Figure record listings
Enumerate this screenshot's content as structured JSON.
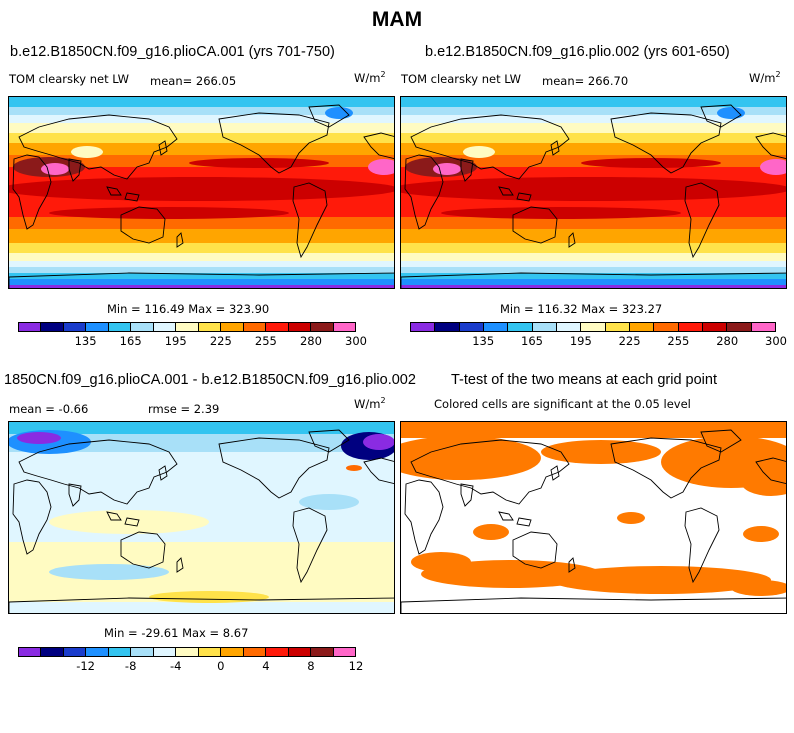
{
  "chart_data": [
    {
      "type": "heatmap",
      "season": "MAM",
      "title": "b.e12.B1850CN.f09_g16.plioCA.001 (yrs 701-750)",
      "variable": "TOM clearsky net LW",
      "units_base": "W/m",
      "units_exp": "2",
      "mean_text": "mean= 266.05",
      "mean": 266.05,
      "minmax_text": "Min = 116.49 Max = 323.90",
      "min": 116.49,
      "max": 323.9,
      "colorbar_ticks": [
        "135",
        "165",
        "195",
        "225",
        "255",
        "280",
        "300"
      ]
    },
    {
      "type": "heatmap",
      "title": "b.e12.B1850CN.f09_g16.plio.002 (yrs 601-650)",
      "variable": "TOM clearsky net LW",
      "units_base": "W/m",
      "units_exp": "2",
      "mean_text": "mean= 266.70",
      "mean": 266.7,
      "minmax_text": "Min = 116.32 Max = 323.27",
      "min": 116.32,
      "max": 323.27,
      "colorbar_ticks": [
        "135",
        "165",
        "195",
        "225",
        "255",
        "280",
        "300"
      ]
    },
    {
      "type": "heatmap",
      "title": "1850CN.f09_g16.plioCA.001 - b.e12.B1850CN.f09_g16.plio.002",
      "mean_text": "mean =   -0.66",
      "mean": -0.66,
      "rmse_text": "rmse =    2.39",
      "rmse": 2.39,
      "units_base": "W/m",
      "units_exp": "2",
      "minmax_text": "Min = -29.61 Max =   8.67",
      "min": -29.61,
      "max": 8.67,
      "colorbar_ticks": [
        "-12",
        "-8",
        "-4",
        "0",
        "4",
        "8",
        "12"
      ]
    },
    {
      "type": "heatmap",
      "title": "T-test of the two means at each grid point",
      "subtitle": "Colored cells are significant at the 0.05 level",
      "significance_level": 0.05
    }
  ],
  "header": {
    "title": "MAM"
  },
  "colors": {
    "palette": [
      "#8a2be2",
      "#000080",
      "#1a3ccc",
      "#1e90ff",
      "#33c4f0",
      "#a8e0f8",
      "#e0f6ff",
      "#fffbc2",
      "#ffe24a",
      "#ffa500",
      "#ff6a00",
      "#ff1a0a",
      "#cc0000",
      "#8b1a1a",
      "#ff66c8"
    ],
    "orange": "#ff7a00"
  }
}
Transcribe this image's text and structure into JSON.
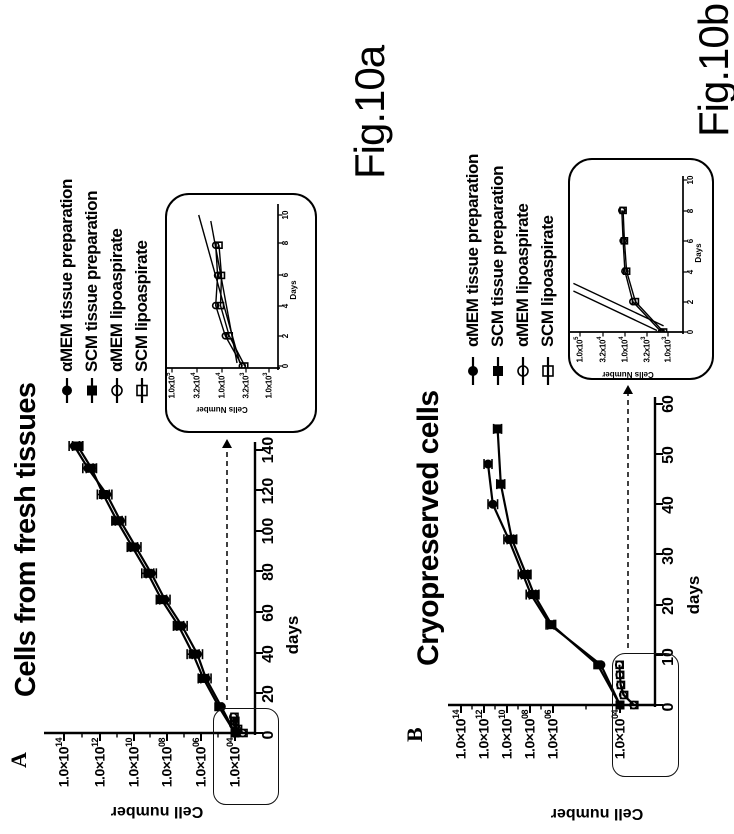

◆ **Task requirements**:
Every line in the data above that contains "this" needs to be copied.

◆ **Answer section**:
Enumerate this screenshot's content as structured JSON.
Transcribe this image's text and structure into JSON.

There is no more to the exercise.